--- START OF Data supplied ---

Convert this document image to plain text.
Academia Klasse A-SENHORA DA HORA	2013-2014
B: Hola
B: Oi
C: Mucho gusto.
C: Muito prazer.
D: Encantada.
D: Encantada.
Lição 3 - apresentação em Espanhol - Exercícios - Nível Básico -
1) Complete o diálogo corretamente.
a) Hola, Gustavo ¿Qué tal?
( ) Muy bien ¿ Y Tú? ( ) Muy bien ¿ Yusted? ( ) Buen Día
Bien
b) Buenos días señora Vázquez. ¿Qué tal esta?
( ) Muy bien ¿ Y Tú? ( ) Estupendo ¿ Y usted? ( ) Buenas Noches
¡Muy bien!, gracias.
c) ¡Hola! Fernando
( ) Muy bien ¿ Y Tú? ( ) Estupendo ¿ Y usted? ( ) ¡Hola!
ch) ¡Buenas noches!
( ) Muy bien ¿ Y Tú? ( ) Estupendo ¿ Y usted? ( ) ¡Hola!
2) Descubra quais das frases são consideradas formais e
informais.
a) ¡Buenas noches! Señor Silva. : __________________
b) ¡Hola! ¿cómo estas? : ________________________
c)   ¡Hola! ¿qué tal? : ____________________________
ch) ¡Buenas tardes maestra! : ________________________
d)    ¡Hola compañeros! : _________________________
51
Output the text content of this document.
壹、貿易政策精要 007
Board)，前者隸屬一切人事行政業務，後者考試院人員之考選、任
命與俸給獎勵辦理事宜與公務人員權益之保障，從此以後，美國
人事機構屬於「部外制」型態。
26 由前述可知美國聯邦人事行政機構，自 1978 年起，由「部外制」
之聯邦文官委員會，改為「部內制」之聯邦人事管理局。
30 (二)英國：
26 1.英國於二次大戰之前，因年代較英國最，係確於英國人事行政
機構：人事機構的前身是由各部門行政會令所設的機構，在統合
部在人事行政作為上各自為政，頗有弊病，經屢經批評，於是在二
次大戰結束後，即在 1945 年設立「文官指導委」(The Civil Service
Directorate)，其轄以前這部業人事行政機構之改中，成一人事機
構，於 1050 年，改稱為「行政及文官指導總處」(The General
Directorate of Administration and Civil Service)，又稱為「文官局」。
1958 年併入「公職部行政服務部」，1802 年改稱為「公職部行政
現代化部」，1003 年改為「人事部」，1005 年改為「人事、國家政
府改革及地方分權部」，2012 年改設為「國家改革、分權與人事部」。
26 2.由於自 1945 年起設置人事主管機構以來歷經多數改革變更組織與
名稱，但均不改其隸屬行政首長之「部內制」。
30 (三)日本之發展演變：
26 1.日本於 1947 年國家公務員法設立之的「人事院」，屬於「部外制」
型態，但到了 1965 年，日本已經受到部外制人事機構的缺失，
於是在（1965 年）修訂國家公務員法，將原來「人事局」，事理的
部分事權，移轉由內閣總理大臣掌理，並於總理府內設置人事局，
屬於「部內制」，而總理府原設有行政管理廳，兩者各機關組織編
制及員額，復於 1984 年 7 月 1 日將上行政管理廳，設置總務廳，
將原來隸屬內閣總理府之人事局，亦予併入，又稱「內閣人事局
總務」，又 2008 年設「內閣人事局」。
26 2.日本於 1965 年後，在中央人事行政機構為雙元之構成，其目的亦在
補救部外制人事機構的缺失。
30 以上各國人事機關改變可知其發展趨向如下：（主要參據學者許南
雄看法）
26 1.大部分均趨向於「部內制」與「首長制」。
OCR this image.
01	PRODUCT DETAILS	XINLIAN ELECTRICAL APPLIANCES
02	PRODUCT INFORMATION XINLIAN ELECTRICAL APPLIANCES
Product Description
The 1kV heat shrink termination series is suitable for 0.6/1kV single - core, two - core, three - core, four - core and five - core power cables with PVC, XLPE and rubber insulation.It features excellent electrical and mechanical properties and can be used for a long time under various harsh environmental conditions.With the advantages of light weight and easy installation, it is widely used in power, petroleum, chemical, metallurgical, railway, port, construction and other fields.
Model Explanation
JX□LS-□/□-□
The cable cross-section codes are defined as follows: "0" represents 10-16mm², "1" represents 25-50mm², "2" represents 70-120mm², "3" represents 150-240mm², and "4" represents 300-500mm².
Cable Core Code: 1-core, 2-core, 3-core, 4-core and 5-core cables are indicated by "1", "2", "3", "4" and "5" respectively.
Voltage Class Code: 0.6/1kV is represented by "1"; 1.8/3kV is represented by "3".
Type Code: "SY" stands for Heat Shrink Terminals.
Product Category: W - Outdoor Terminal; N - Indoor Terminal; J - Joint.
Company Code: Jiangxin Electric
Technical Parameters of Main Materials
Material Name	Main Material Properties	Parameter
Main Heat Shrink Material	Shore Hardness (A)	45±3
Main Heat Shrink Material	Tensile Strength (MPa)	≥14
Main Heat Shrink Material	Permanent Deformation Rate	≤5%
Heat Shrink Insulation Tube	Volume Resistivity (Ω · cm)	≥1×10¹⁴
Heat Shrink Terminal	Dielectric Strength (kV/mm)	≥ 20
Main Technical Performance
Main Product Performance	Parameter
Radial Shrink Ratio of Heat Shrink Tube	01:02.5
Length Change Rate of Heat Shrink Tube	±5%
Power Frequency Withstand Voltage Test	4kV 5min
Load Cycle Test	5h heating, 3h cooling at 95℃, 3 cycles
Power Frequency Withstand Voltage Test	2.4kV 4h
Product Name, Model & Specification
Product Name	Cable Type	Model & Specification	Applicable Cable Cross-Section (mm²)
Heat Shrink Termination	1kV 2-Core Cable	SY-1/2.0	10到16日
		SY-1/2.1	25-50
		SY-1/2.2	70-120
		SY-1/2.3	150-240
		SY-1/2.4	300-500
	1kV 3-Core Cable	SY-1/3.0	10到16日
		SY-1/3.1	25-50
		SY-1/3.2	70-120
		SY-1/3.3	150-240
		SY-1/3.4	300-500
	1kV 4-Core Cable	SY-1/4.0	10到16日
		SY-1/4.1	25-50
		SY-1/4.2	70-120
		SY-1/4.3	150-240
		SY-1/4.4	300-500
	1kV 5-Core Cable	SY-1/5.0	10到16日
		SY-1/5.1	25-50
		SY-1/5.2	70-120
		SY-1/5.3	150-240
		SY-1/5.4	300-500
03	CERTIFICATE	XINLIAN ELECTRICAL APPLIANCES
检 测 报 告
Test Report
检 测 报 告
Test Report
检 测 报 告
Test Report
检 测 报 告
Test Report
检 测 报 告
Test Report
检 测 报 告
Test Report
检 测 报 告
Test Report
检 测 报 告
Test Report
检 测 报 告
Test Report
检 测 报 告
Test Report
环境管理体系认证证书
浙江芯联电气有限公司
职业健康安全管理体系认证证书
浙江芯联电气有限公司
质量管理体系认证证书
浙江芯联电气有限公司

--- END OF Data supplied ---

Your instructions
Go over the records above line by line and count those holding the word "this". Reply only with the number.

Final result
3